Reproduce each of the following entries line for line, without altering any character, and omit the pictures from your answer.

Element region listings

--------------------------------------------------

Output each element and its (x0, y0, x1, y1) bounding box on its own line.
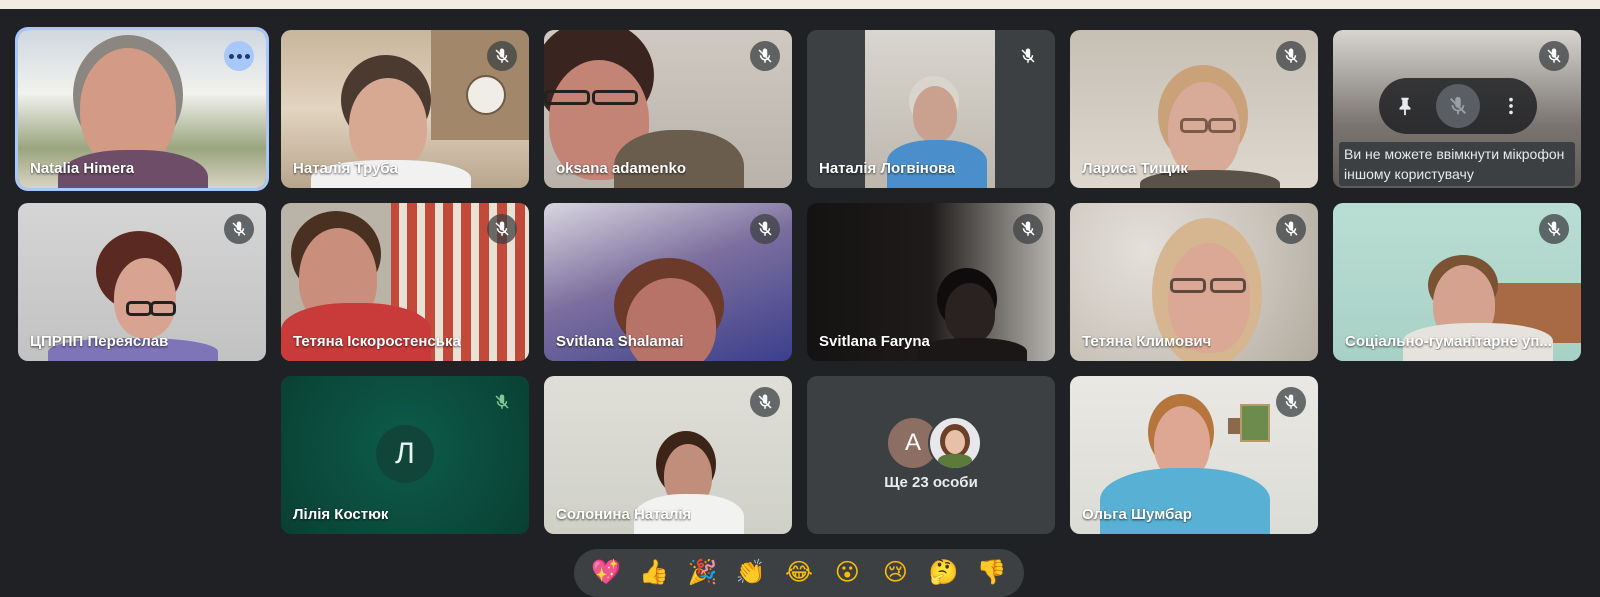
participant-tile[interactable]: Тетяна Климович (1070, 203, 1318, 361)
mic-off-icon (750, 214, 780, 244)
participant-name: Ольга Шумбар (1082, 506, 1192, 523)
participant-tile[interactable]: Лариса Тищик (1070, 30, 1318, 188)
more-vert-icon (1508, 97, 1513, 115)
participant-grid: Natalia Himera Наталія Труба oksana adam… (0, 0, 1600, 583)
participant-name: Лілія Костюк (293, 506, 389, 523)
participant-tile[interactable]: ЦПРПП Переяслав (18, 203, 266, 361)
mic-off-icon (1276, 41, 1306, 71)
mic-off-icon (224, 214, 254, 244)
participant-name: Лариса Тищик (1082, 160, 1188, 177)
mic-off-icon (487, 387, 517, 417)
participant-tile[interactable]: oksana adamenko (544, 30, 792, 188)
mic-off-icon (1450, 96, 1466, 115)
participant-tile[interactable]: Svitlana Shalamai (544, 203, 792, 361)
participant-name: Svitlana Shalamai (556, 333, 684, 350)
participant-name: oksana adamenko (556, 160, 687, 177)
tooltip: Ви не можете ввімкнути мікрофон іншому к… (1339, 142, 1575, 186)
more-participants-tile[interactable]: A Ще 23 особи (807, 376, 1055, 534)
participant-tile[interactable]: Ольга Шумбар (1070, 376, 1318, 534)
mic-off-icon (1276, 214, 1306, 244)
participant-name: Наталія Логвінова (819, 160, 956, 177)
mic-off-icon (1276, 387, 1306, 417)
mic-off-icon (1013, 41, 1043, 71)
participant-tile[interactable]: Svitlana Faryna (807, 203, 1055, 361)
pin-icon (1399, 97, 1411, 116)
mic-off-icon (750, 41, 780, 71)
tile-controls (1379, 78, 1537, 134)
mic-off-icon (1013, 214, 1043, 244)
participant-tile[interactable]: Тетяна Іскоростенська (281, 203, 529, 361)
mute-participant-button[interactable] (1435, 84, 1480, 128)
participant-name: Соціально-гуманітарне уп... (1345, 333, 1552, 350)
participant-name: ЦПРПП Переяслав (30, 333, 169, 350)
participant-tile-natalia-himera[interactable]: Natalia Himera (18, 30, 266, 188)
participant-tile[interactable]: Наталія Логвінова (807, 30, 1055, 188)
participant-name: Солонина Наталія (556, 506, 692, 523)
more-options-button[interactable] (1489, 84, 1533, 128)
reactions-bar: 💖 👍 🎉 👏 😂 😮 😢 🤔 👎 (574, 549, 1024, 597)
mic-off-icon (1539, 214, 1569, 244)
participant-name: Natalia Himera (30, 160, 135, 177)
participant-tile[interactable]: Солонина Наталія (544, 376, 792, 534)
more-participants-label: Ще 23 особи (884, 474, 978, 491)
mic-off-icon (1539, 41, 1569, 71)
more-options-icon[interactable] (224, 41, 254, 71)
participant-name: Svitlana Faryna (819, 333, 930, 350)
avatar (928, 416, 982, 470)
mic-off-icon (750, 387, 780, 417)
participant-tile[interactable]: Соціально-гуманітарне уп... (1333, 203, 1581, 361)
participant-name: Тетяна Климович (1082, 333, 1212, 350)
mic-off-icon (487, 214, 517, 244)
participant-tile-hovered[interactable]: Ви не можете ввімкнути мікрофон іншому к… (1333, 30, 1581, 188)
mic-off-icon (487, 41, 517, 71)
participant-name: Тетяна Іскоростенська (293, 333, 461, 350)
pin-button[interactable] (1383, 84, 1427, 128)
participant-name: Наталія Труба (293, 160, 398, 177)
participant-tile[interactable]: Наталія Труба (281, 30, 529, 188)
participant-tile-avatar[interactable]: Л Лілія Костюк (281, 376, 529, 534)
avatar: Л (376, 425, 434, 483)
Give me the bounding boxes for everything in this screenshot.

--------------------------------------------------

** EXPECTED ANSWER **
Output each element and its (x0, y0, x1, y1) bounding box on its own line.
participant-tile[interactable]: Тетяна Климович (1070, 203, 1318, 361)
mic-off-icon (750, 214, 780, 244)
participant-name: Ольга Шумбар (1082, 506, 1192, 523)
participant-tile[interactable]: Лариса Тищик (1070, 30, 1318, 188)
more-vert-icon (1508, 97, 1513, 115)
participant-grid: Natalia Himera Наталія Труба oksana adam… (0, 0, 1600, 583)
participant-name: Лілія Костюк (293, 506, 389, 523)
participant-tile[interactable]: ЦПРПП Переяслав (18, 203, 266, 361)
mic-off-icon (1276, 41, 1306, 71)
mic-off-icon (224, 214, 254, 244)
participant-name: Лариса Тищик (1082, 160, 1188, 177)
mic-off-icon (487, 387, 517, 417)
participant-tile[interactable]: oksana adamenko (544, 30, 792, 188)
mic-off-icon (1450, 96, 1466, 115)
participant-tile[interactable]: Svitlana Shalamai (544, 203, 792, 361)
participant-name: Svitlana Shalamai (556, 333, 684, 350)
participant-name: oksana adamenko (556, 160, 687, 177)
tooltip: Ви не можете ввімкнути мікрофон іншому к… (1339, 142, 1575, 186)
more-participants-tile[interactable]: A Ще 23 особи (807, 376, 1055, 534)
participant-tile[interactable]: Ольга Шумбар (1070, 376, 1318, 534)
mic-off-icon (1276, 214, 1306, 244)
participant-name: Наталія Логвінова (819, 160, 956, 177)
mic-off-icon (1276, 387, 1306, 417)
mic-off-icon (1013, 41, 1043, 71)
participant-tile[interactable]: Svitlana Faryna (807, 203, 1055, 361)
pin-icon (1399, 97, 1411, 116)
mic-off-icon (750, 41, 780, 71)
tile-controls (1379, 78, 1537, 134)
mic-off-icon (1013, 214, 1043, 244)
participant-tile[interactable]: Тетяна Іскоростенська (281, 203, 529, 361)
mute-participant-button[interactable] (1435, 84, 1480, 128)
participant-name: Соціально-гуманітарне уп... (1345, 333, 1552, 350)
participant-name: ЦПРПП Переяслав (30, 333, 169, 350)
participant-tile-natalia-himera[interactable]: Natalia Himera (18, 30, 266, 188)
participant-tile[interactable]: Наталія Логвінова (807, 30, 1055, 188)
participant-name: Солонина Наталія (556, 506, 692, 523)
more-options-button[interactable] (1489, 84, 1533, 128)
reactions-bar: 💖 👍 🎉 👏 😂 😮 😢 🤔 👎 (574, 549, 1024, 597)
mic-off-icon (1539, 214, 1569, 244)
participant-name: Natalia Himera (30, 160, 135, 177)
participant-tile[interactable]: Солонина Наталія (544, 376, 792, 534)
more-participants-label: Ще 23 особи (884, 474, 978, 491)
mic-off-icon (1539, 41, 1569, 71)
more-options-icon[interactable] (224, 41, 254, 71)
participant-name: Svitlana Faryna (819, 333, 930, 350)
avatar (928, 416, 982, 470)
mic-off-icon (750, 387, 780, 417)
participant-tile[interactable]: Соціально-гуманітарне уп... (1333, 203, 1581, 361)
participant-name: Тетяна Климович (1082, 333, 1212, 350)
mic-off-icon (487, 214, 517, 244)
participant-tile-hovered[interactable]: Ви не можете ввімкнути мікрофон іншому к… (1333, 30, 1581, 188)
mic-off-icon (487, 41, 517, 71)
participant-name: Тетяна Іскоростенська (293, 333, 461, 350)
pin-button[interactable] (1383, 84, 1427, 128)
participant-name: Наталія Труба (293, 160, 398, 177)
participant-tile[interactable]: Наталія Труба (281, 30, 529, 188)
participant-tile-avatar[interactable]: Л Лілія Костюк (281, 376, 529, 534)
avatar: Л (376, 425, 434, 483)
Give me the bounding boxes for everything in this screenshot.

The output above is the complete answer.